Your goal -
Reproduce each line exactly, including spacing and punctuation.
* * * * * * * * *
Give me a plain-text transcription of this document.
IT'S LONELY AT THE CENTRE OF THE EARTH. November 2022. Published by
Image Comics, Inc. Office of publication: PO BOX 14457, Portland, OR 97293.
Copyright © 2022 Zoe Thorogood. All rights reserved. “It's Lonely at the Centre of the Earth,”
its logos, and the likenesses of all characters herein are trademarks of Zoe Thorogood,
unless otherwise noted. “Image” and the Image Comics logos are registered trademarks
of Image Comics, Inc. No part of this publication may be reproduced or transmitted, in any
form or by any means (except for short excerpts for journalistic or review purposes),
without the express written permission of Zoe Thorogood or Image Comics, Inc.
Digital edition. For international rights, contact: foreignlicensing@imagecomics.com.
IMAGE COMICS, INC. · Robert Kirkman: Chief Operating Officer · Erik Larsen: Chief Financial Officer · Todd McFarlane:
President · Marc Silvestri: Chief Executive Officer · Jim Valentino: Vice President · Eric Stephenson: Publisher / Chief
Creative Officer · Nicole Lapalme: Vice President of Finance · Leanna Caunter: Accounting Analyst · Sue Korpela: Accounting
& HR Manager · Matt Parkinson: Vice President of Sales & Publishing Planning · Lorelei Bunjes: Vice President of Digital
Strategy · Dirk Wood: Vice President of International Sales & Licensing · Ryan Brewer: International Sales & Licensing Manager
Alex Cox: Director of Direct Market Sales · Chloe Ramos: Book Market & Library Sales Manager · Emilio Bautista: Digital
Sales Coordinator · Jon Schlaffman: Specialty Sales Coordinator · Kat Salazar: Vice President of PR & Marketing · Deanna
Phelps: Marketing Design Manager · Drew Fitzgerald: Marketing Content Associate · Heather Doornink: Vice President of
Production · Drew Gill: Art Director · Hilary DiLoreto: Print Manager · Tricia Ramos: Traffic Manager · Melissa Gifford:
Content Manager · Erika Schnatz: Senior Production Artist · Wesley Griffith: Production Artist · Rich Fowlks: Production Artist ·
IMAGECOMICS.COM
* * * * * * * * *
Task response -
Give me a plain-text transcription of this document.
IT'S LONELY AT THE CENTRE OF THE EARTH. November 2022. Published by
Image Comics, Inc. Office of publication: PO BOX 14457, Portland, OR 97293.
Copyright © 2022 Zoe Thorogood. All rights reserved. “It's Lonely at the Centre of the Earth,”
its logos, and the likenesses of all characters herein are trademarks of Zoe Thorogood,
unless otherwise noted. “Image” and the Image Comics logos are registered trademarks
of Image Comics, Inc. No part of this publication may be reproduced or transmitted, in any
form or by any means (except for short excerpts for journalistic or review purposes),
without the express written permission of Zoe Thorogood or Image Comics, Inc.
Digital edition. For international rights, contact: foreignlicensing@imagecomics.com.
IMAGE COMICS, INC. · Robert Kirkman: Chief Operating Officer · Erik Larsen: Chief Financial Officer · Todd McFarlane:
President · Marc Silvestri: Chief Executive Officer · Jim Valentino: Vice President · Eric Stephenson: Publisher / Chief
Creative Officer · Nicole Lapalme: Vice President of Finance · Leanna Caunter: Accounting Analyst · Sue Korpela: Accounting
& HR Manager · Matt Parkinson: Vice President of Sales & Publishing Planning · Lorelei Bunjes: Vice President of Digital
Strategy · Dirk Wood: Vice President of International Sales & Licensing · Ryan Brewer: International Sales & Licensing Manager
Alex Cox: Director of Direct Market Sales · Chloe Ramos: Book Market & Library Sales Manager · Emilio Bautista: Digital
Sales Coordinator · Jon Schlaffman: Specialty Sales Coordinator · Kat Salazar: Vice President of PR & Marketing · Deanna
Phelps: Marketing Design Manager · Drew Fitzgerald: Marketing Content Associate · Heather Doornink: Vice President of
Production · Drew Gill: Art Director · Hilary DiLoreto: Print Manager · Tricia Ramos: Traffic Manager · Melissa Gifford:
Content Manager · Erika Schnatz: Senior Production Artist · Wesley Griffith: Production Artist · Rich Fowlks: Production Artist ·
IMAGECOMICS.COM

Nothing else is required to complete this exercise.